* Begin *

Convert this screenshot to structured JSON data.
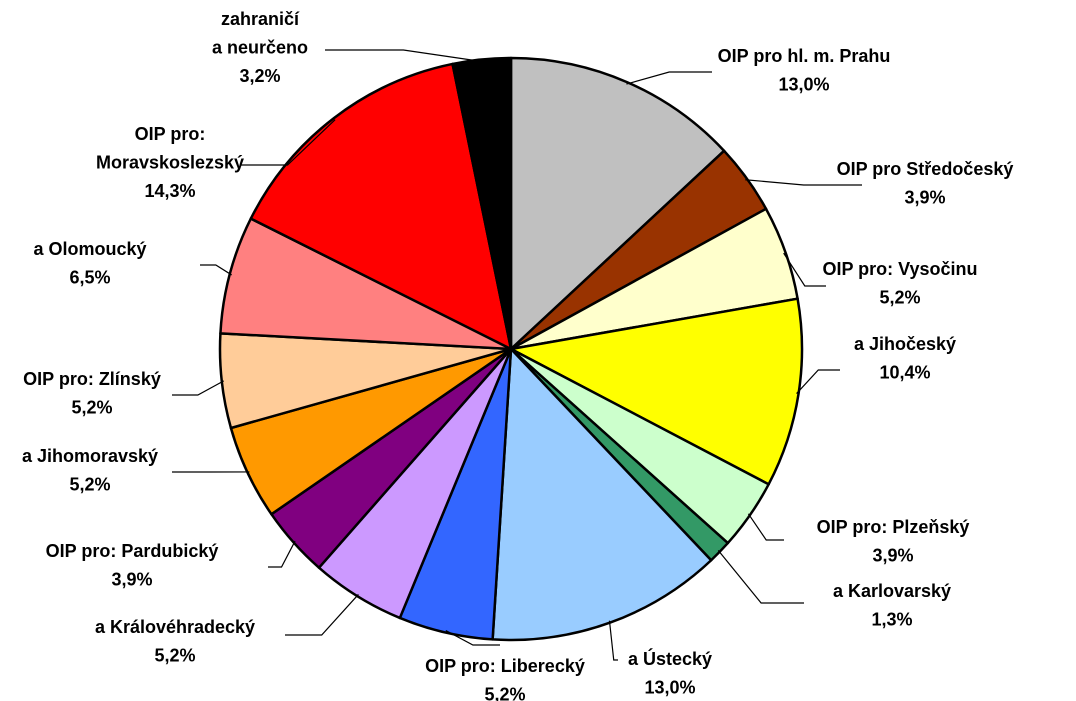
{
  "chart_data": {
    "type": "pie",
    "categories": [
      [
        "OIP pro hl. m. Prahu"
      ],
      [
        "OIP pro Středočeský"
      ],
      [
        "OIP pro: Vysočinu"
      ],
      [
        "a Jihočeský"
      ],
      [
        "OIP pro: Plzeňský"
      ],
      [
        "a Karlovarský"
      ],
      [
        "a Ústecký"
      ],
      [
        "OIP pro: Liberecký"
      ],
      [
        "a Královéhradecký"
      ],
      [
        "OIP pro: Pardubický"
      ],
      [
        "a Jihomoravský"
      ],
      [
        "OIP pro: Zlínský"
      ],
      [
        "a Olomoucký"
      ],
      [
        "OIP pro:",
        "Moravskoslezský"
      ],
      [
        "zahraničí",
        "a neurčeno"
      ]
    ],
    "values": [
      13.0,
      3.9,
      5.2,
      10.4,
      3.9,
      1.3,
      13.0,
      5.2,
      5.2,
      3.9,
      5.2,
      5.2,
      6.5,
      14.3,
      3.2
    ],
    "value_labels": [
      "13,0%",
      "3,9%",
      "5,2%",
      "10,4%",
      "3,9%",
      "1,3%",
      "13,0%",
      "5,2%",
      "5,2%",
      "3,9%",
      "5,2%",
      "5,2%",
      "6,5%",
      "14,3%",
      "3,2%"
    ],
    "colors": [
      "#c0c0c0",
      "#993300",
      "#ffffcc",
      "#ffff00",
      "#ccffcc",
      "#339966",
      "#99ccff",
      "#3366ff",
      "#cc99ff",
      "#800080",
      "#ff9900",
      "#ffcc99",
      "#ff8080",
      "#ff0000",
      "#000000"
    ]
  }
}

* End *

__WORK TO COMPLETE__.
Reproduce all of the material above word for word. Omit the pictures.

__COMPLETED EXERCISE__.
Convert this screenshot to structured JSON data.
{
  "chart_data": {
    "type": "pie",
    "categories": [
      [
        "OIP pro hl. m. Prahu"
      ],
      [
        "OIP pro Středočeský"
      ],
      [
        "OIP pro: Vysočinu"
      ],
      [
        "a Jihočeský"
      ],
      [
        "OIP pro: Plzeňský"
      ],
      [
        "a Karlovarský"
      ],
      [
        "a Ústecký"
      ],
      [
        "OIP pro: Liberecký"
      ],
      [
        "a Královéhradecký"
      ],
      [
        "OIP pro: Pardubický"
      ],
      [
        "a Jihomoravský"
      ],
      [
        "OIP pro: Zlínský"
      ],
      [
        "a Olomoucký"
      ],
      [
        "OIP pro:",
        "Moravskoslezský"
      ],
      [
        "zahraničí",
        "a neurčeno"
      ]
    ],
    "values": [
      13.0,
      3.9,
      5.2,
      10.4,
      3.9,
      1.3,
      13.0,
      5.2,
      5.2,
      3.9,
      5.2,
      5.2,
      6.5,
      14.3,
      3.2
    ],
    "value_labels": [
      "13,0%",
      "3,9%",
      "5,2%",
      "10,4%",
      "3,9%",
      "1,3%",
      "13,0%",
      "5,2%",
      "5,2%",
      "3,9%",
      "5,2%",
      "5,2%",
      "6,5%",
      "14,3%",
      "3,2%"
    ],
    "colors": [
      "#c0c0c0",
      "#993300",
      "#ffffcc",
      "#ffff00",
      "#ccffcc",
      "#339966",
      "#99ccff",
      "#3366ff",
      "#cc99ff",
      "#800080",
      "#ff9900",
      "#ffcc99",
      "#ff8080",
      "#ff0000",
      "#000000"
    ]
  }
}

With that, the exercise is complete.